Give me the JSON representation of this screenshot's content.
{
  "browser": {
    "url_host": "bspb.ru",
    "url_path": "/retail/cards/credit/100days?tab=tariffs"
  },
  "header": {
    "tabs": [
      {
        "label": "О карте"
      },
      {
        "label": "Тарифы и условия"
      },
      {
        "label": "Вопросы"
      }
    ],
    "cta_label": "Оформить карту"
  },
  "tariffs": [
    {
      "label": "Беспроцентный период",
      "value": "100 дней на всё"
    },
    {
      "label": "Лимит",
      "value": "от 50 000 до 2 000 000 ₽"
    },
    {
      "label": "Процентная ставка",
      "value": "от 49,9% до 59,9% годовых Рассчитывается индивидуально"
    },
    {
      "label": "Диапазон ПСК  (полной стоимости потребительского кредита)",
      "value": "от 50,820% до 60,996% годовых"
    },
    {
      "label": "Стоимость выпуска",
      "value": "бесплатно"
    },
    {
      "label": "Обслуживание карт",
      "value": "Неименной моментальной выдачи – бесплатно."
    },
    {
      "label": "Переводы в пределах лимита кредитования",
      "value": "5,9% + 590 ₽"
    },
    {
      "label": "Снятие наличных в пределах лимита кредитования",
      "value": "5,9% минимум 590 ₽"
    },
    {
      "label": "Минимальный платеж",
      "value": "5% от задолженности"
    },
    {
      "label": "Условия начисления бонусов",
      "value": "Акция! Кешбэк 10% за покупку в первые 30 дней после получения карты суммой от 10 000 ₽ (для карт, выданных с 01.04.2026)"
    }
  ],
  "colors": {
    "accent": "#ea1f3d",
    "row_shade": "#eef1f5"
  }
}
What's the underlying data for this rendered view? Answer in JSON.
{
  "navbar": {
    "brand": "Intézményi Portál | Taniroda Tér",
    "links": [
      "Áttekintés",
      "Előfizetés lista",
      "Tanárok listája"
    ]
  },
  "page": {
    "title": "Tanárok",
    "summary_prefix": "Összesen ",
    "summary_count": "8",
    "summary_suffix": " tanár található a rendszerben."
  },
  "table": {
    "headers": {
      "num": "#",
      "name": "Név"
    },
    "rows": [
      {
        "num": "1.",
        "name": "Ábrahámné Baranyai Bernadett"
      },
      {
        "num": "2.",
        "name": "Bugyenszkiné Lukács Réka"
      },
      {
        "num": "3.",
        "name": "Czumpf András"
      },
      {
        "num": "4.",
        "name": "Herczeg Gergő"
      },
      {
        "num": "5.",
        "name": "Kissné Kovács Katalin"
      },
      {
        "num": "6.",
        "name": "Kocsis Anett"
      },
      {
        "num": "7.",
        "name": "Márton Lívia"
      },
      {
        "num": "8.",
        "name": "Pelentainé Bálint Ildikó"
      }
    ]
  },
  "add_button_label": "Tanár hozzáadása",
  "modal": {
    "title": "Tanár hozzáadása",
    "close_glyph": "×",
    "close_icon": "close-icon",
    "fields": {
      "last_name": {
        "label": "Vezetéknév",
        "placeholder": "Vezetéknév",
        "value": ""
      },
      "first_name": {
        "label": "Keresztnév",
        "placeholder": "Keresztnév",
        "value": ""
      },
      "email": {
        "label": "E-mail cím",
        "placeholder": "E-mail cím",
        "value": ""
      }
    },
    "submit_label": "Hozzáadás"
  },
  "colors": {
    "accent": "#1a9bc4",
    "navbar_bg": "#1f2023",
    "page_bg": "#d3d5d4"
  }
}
● ● ● ● ●
| Task goal |
Print the complete listing again, exactly as it stands.

| Task solution |
Give me the JSON representation of this screenshot's content.
{
  "browser": {
    "url_host": "bspb.ru",
    "url_path": "/retail/cards/credit/100days?tab=tariffs"
  },
  "header": {
    "tabs": [
      {
        "label": "О карте"
      },
      {
        "label": "Тарифы и условия"
      },
      {
        "label": "Вопросы"
      }
    ],
    "cta_label": "Оформить карту"
  },
  "tariffs": [
    {
      "label": "Беспроцентный период",
      "value": "100 дней на всё"
    },
    {
      "label": "Лимит",
      "value": "от 50 000 до 2 000 000 ₽"
    },
    {
      "label": "Процентная ставка",
      "value": "от 49,9% до 59,9% годовых Рассчитывается индивидуально"
    },
    {
      "label": "Диапазон ПСК  (полной стоимости потребительского кредита)",
      "value": "от 50,820% до 60,996% годовых"
    },
    {
      "label": "Стоимость выпуска",
      "value": "бесплатно"
    },
    {
      "label": "Обслуживание карт",
      "value": "Неименной моментальной выдачи – бесплатно."
    },
    {
      "label": "Переводы в пределах лимита кредитования",
      "value": "5,9% + 590 ₽"
    },
    {
      "label": "Снятие наличных в пределах лимита кредитования",
      "value": "5,9% минимум 590 ₽"
    },
    {
      "label": "Минимальный платеж",
      "value": "5% от задолженности"
    },
    {
      "label": "Условия начисления бонусов",
      "value": "Акция! Кешбэк 10% за покупку в первые 30 дней после получения карты суммой от 10 000 ₽ (для карт, выданных с 01.04.2026)"
    }
  ],
  "colors": {
    "accent": "#ea1f3d",
    "row_shade": "#eef1f5"
  }
}
What's the underlying data for this rendered view? Answer in JSON.
{
  "navbar": {
    "brand": "Intézményi Portál | Taniroda Tér",
    "links": [
      "Áttekintés",
      "Előfizetés lista",
      "Tanárok listája"
    ]
  },
  "page": {
    "title": "Tanárok",
    "summary_prefix": "Összesen ",
    "summary_count": "8",
    "summary_suffix": " tanár található a rendszerben."
  },
  "table": {
    "headers": {
      "num": "#",
      "name": "Név"
    },
    "rows": [
      {
        "num": "1.",
        "name": "Ábrahámné Baranyai Bernadett"
      },
      {
        "num": "2.",
        "name": "Bugyenszkiné Lukács Réka"
      },
      {
        "num": "3.",
        "name": "Czumpf András"
      },
      {
        "num": "4.",
        "name": "Herczeg Gergő"
      },
      {
        "num": "5.",
        "name": "Kissné Kovács Katalin"
      },
      {
        "num": "6.",
        "name": "Kocsis Anett"
      },
      {
        "num": "7.",
        "name": "Márton Lívia"
      },
      {
        "num": "8.",
        "name": "Pelentainé Bálint Ildikó"
      }
    ]
  },
  "add_button_label": "Tanár hozzáadása",
  "modal": {
    "title": "Tanár hozzáadása",
    "close_glyph": "×",
    "close_icon": "close-icon",
    "fields": {
      "last_name": {
        "label": "Vezetéknév",
        "placeholder": "Vezetéknév",
        "value": ""
      },
      "first_name": {
        "label": "Keresztnév",
        "placeholder": "Keresztnév",
        "value": ""
      },
      "email": {
        "label": "E-mail cím",
        "placeholder": "E-mail cím",
        "value": ""
      }
    },
    "submit_label": "Hozzáadás"
  },
  "colors": {
    "accent": "#1a9bc4",
    "navbar_bg": "#1f2023",
    "page_bg": "#d3d5d4"
  }
}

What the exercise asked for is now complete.